# Your instructions
Could you return the full listing below exactly as it appears?
+===+
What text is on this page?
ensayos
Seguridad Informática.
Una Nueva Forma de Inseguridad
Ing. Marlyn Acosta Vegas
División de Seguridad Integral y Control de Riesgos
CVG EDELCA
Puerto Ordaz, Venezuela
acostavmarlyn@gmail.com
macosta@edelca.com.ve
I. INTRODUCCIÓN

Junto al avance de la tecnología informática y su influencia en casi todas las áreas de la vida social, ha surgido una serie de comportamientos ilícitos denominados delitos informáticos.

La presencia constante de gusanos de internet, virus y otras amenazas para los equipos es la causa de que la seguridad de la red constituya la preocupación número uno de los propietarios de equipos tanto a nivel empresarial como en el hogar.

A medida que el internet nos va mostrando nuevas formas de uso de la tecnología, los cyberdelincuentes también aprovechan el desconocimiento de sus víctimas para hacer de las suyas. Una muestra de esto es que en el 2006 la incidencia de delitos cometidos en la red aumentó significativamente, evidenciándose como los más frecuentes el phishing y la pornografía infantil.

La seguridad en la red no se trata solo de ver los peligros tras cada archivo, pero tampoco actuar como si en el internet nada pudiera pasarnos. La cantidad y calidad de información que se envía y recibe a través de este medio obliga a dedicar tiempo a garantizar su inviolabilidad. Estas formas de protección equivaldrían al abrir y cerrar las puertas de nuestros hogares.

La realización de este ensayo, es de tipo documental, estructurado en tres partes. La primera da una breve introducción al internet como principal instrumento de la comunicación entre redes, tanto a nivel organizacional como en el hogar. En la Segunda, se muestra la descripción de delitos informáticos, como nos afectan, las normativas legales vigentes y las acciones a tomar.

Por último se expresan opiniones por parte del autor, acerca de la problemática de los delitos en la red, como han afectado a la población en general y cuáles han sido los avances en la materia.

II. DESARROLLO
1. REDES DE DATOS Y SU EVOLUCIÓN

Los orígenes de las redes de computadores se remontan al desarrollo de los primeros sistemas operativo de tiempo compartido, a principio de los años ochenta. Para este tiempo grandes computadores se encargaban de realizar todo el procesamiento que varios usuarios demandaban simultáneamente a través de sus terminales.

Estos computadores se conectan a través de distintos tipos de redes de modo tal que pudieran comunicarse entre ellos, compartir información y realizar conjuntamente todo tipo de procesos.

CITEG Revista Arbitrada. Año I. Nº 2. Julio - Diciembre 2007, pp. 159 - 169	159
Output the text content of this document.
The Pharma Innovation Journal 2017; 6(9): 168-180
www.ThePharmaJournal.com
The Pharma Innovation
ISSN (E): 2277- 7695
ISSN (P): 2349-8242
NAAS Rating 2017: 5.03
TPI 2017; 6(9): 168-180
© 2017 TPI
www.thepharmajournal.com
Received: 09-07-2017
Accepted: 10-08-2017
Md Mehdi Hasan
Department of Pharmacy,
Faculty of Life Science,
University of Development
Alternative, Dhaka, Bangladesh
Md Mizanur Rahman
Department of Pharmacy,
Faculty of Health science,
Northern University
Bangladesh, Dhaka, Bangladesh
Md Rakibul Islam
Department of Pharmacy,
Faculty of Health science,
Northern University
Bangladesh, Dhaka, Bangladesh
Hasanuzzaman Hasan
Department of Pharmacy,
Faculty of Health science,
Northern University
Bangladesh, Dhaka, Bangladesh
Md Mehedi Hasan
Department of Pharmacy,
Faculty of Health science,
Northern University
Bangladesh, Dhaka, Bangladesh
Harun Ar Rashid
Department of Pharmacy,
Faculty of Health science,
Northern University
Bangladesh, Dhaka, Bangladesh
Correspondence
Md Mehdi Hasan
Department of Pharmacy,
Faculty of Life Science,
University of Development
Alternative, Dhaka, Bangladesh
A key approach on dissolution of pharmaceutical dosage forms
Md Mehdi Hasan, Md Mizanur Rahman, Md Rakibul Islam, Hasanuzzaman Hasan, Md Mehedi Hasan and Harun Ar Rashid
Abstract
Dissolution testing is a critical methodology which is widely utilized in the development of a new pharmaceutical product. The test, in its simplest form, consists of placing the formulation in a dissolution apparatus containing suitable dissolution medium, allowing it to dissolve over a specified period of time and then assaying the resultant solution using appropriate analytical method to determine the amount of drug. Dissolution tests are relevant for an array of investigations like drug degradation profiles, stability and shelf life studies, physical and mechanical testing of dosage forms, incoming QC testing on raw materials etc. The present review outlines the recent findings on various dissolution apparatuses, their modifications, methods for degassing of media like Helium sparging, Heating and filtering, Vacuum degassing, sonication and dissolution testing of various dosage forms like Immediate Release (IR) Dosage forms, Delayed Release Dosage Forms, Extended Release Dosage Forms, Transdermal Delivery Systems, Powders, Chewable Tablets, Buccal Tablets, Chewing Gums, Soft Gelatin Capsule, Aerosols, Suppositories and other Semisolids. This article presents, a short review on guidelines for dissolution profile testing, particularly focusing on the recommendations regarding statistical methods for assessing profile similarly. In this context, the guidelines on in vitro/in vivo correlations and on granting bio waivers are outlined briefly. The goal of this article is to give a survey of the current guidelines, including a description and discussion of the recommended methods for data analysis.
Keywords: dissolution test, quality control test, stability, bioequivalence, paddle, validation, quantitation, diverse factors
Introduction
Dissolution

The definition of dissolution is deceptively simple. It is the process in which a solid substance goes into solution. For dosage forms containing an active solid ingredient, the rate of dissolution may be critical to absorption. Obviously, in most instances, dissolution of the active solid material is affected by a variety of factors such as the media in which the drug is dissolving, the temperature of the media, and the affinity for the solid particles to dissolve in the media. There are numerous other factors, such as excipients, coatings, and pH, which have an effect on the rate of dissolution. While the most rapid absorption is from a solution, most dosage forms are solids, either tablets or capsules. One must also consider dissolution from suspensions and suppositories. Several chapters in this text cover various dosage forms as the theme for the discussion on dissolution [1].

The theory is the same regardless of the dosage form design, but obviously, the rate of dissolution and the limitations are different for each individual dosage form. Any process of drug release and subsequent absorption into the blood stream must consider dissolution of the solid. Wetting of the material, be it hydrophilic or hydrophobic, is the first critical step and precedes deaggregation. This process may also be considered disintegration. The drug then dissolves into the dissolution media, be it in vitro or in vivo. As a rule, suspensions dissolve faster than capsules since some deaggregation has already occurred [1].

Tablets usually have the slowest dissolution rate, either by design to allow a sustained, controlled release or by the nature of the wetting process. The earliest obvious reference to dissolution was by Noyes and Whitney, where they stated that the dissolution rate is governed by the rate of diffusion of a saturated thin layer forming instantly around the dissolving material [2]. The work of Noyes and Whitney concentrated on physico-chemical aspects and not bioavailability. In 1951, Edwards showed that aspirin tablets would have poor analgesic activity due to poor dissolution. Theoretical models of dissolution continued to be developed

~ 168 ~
+===+
# Result below
What text is on this page?
ensayos
Seguridad Informática.
Una Nueva Forma de Inseguridad
Ing. Marlyn Acosta Vegas
División de Seguridad Integral y Control de Riesgos
CVG EDELCA
Puerto Ordaz, Venezuela
acostavmarlyn@gmail.com
macosta@edelca.com.ve
I. INTRODUCCIÓN

Junto al avance de la tecnología informática y su influencia en casi todas las áreas de la vida social, ha surgido una serie de comportamientos ilícitos denominados delitos informáticos.

La presencia constante de gusanos de internet, virus y otras amenazas para los equipos es la causa de que la seguridad de la red constituya la preocupación número uno de los propietarios de equipos tanto a nivel empresarial como en el hogar.

A medida que el internet nos va mostrando nuevas formas de uso de la tecnología, los cyberdelincuentes también aprovechan el desconocimiento de sus víctimas para hacer de las suyas. Una muestra de esto es que en el 2006 la incidencia de delitos cometidos en la red aumentó significativamente, evidenciándose como los más frecuentes el phishing y la pornografía infantil.

La seguridad en la red no se trata solo de ver los peligros tras cada archivo, pero tampoco actuar como si en el internet nada pudiera pasarnos. La cantidad y calidad de información que se envía y recibe a través de este medio obliga a dedicar tiempo a garantizar su inviolabilidad. Estas formas de protección equivaldrían al abrir y cerrar las puertas de nuestros hogares.

La realización de este ensayo, es de tipo documental, estructurado en tres partes. La primera da una breve introducción al internet como principal instrumento de la comunicación entre redes, tanto a nivel organizacional como en el hogar. En la Segunda, se muestra la descripción de delitos informáticos, como nos afectan, las normativas legales vigentes y las acciones a tomar.

Por último se expresan opiniones por parte del autor, acerca de la problemática de los delitos en la red, como han afectado a la población en general y cuáles han sido los avances en la materia.

II. DESARROLLO
1. REDES DE DATOS Y SU EVOLUCIÓN

Los orígenes de las redes de computadores se remontan al desarrollo de los primeros sistemas operativo de tiempo compartido, a principio de los años ochenta. Para este tiempo grandes computadores se encargaban de realizar todo el procesamiento que varios usuarios demandaban simultáneamente a través de sus terminales.

Estos computadores se conectan a través de distintos tipos de redes de modo tal que pudieran comunicarse entre ellos, compartir información y realizar conjuntamente todo tipo de procesos.

CITEG Revista Arbitrada. Año I. Nº 2. Julio - Diciembre 2007, pp. 159 - 169	159
Output the text content of this document.
The Pharma Innovation Journal 2017; 6(9): 168-180
www.ThePharmaJournal.com
The Pharma Innovation
ISSN (E): 2277- 7695
ISSN (P): 2349-8242
NAAS Rating 2017: 5.03
TPI 2017; 6(9): 168-180
© 2017 TPI
www.thepharmajournal.com
Received: 09-07-2017
Accepted: 10-08-2017
Md Mehdi Hasan
Department of Pharmacy,
Faculty of Life Science,
University of Development
Alternative, Dhaka, Bangladesh
Md Mizanur Rahman
Department of Pharmacy,
Faculty of Health science,
Northern University
Bangladesh, Dhaka, Bangladesh
Md Rakibul Islam
Department of Pharmacy,
Faculty of Health science,
Northern University
Bangladesh, Dhaka, Bangladesh
Hasanuzzaman Hasan
Department of Pharmacy,
Faculty of Health science,
Northern University
Bangladesh, Dhaka, Bangladesh
Md Mehedi Hasan
Department of Pharmacy,
Faculty of Health science,
Northern University
Bangladesh, Dhaka, Bangladesh
Harun Ar Rashid
Department of Pharmacy,
Faculty of Health science,
Northern University
Bangladesh, Dhaka, Bangladesh
Correspondence
Md Mehdi Hasan
Department of Pharmacy,
Faculty of Life Science,
University of Development
Alternative, Dhaka, Bangladesh
A key approach on dissolution of pharmaceutical dosage forms
Md Mehdi Hasan, Md Mizanur Rahman, Md Rakibul Islam, Hasanuzzaman Hasan, Md Mehedi Hasan and Harun Ar Rashid
Abstract
Dissolution testing is a critical methodology which is widely utilized in the development of a new pharmaceutical product. The test, in its simplest form, consists of placing the formulation in a dissolution apparatus containing suitable dissolution medium, allowing it to dissolve over a specified period of time and then assaying the resultant solution using appropriate analytical method to determine the amount of drug. Dissolution tests are relevant for an array of investigations like drug degradation profiles, stability and shelf life studies, physical and mechanical testing of dosage forms, incoming QC testing on raw materials etc. The present review outlines the recent findings on various dissolution apparatuses, their modifications, methods for degassing of media like Helium sparging, Heating and filtering, Vacuum degassing, sonication and dissolution testing of various dosage forms like Immediate Release (IR) Dosage forms, Delayed Release Dosage Forms, Extended Release Dosage Forms, Transdermal Delivery Systems, Powders, Chewable Tablets, Buccal Tablets, Chewing Gums, Soft Gelatin Capsule, Aerosols, Suppositories and other Semisolids. This article presents, a short review on guidelines for dissolution profile testing, particularly focusing on the recommendations regarding statistical methods for assessing profile similarly. In this context, the guidelines on in vitro/in vivo correlations and on granting bio waivers are outlined briefly. The goal of this article is to give a survey of the current guidelines, including a description and discussion of the recommended methods for data analysis.
Keywords: dissolution test, quality control test, stability, bioequivalence, paddle, validation, quantitation, diverse factors
Introduction
Dissolution

The definition of dissolution is deceptively simple. It is the process in which a solid substance goes into solution. For dosage forms containing an active solid ingredient, the rate of dissolution may be critical to absorption. Obviously, in most instances, dissolution of the active solid material is affected by a variety of factors such as the media in which the drug is dissolving, the temperature of the media, and the affinity for the solid particles to dissolve in the media. There are numerous other factors, such as excipients, coatings, and pH, which have an effect on the rate of dissolution. While the most rapid absorption is from a solution, most dosage forms are solids, either tablets or capsules. One must also consider dissolution from suspensions and suppositories. Several chapters in this text cover various dosage forms as the theme for the discussion on dissolution [1].

The theory is the same regardless of the dosage form design, but obviously, the rate of dissolution and the limitations are different for each individual dosage form. Any process of drug release and subsequent absorption into the blood stream must consider dissolution of the solid. Wetting of the material, be it hydrophilic or hydrophobic, is the first critical step and precedes deaggregation. This process may also be considered disintegration. The drug then dissolves into the dissolution media, be it in vitro or in vivo. As a rule, suspensions dissolve faster than capsules since some deaggregation has already occurred [1].

Tablets usually have the slowest dissolution rate, either by design to allow a sustained, controlled release or by the nature of the wetting process. The earliest obvious reference to dissolution was by Noyes and Whitney, where they stated that the dissolution rate is governed by the rate of diffusion of a saturated thin layer forming instantly around the dissolving material [2]. The work of Noyes and Whitney concentrated on physico-chemical aspects and not bioavailability. In 1951, Edwards showed that aspirin tablets would have poor analgesic activity due to poor dissolution. Theoretical models of dissolution continued to be developed

~ 168 ~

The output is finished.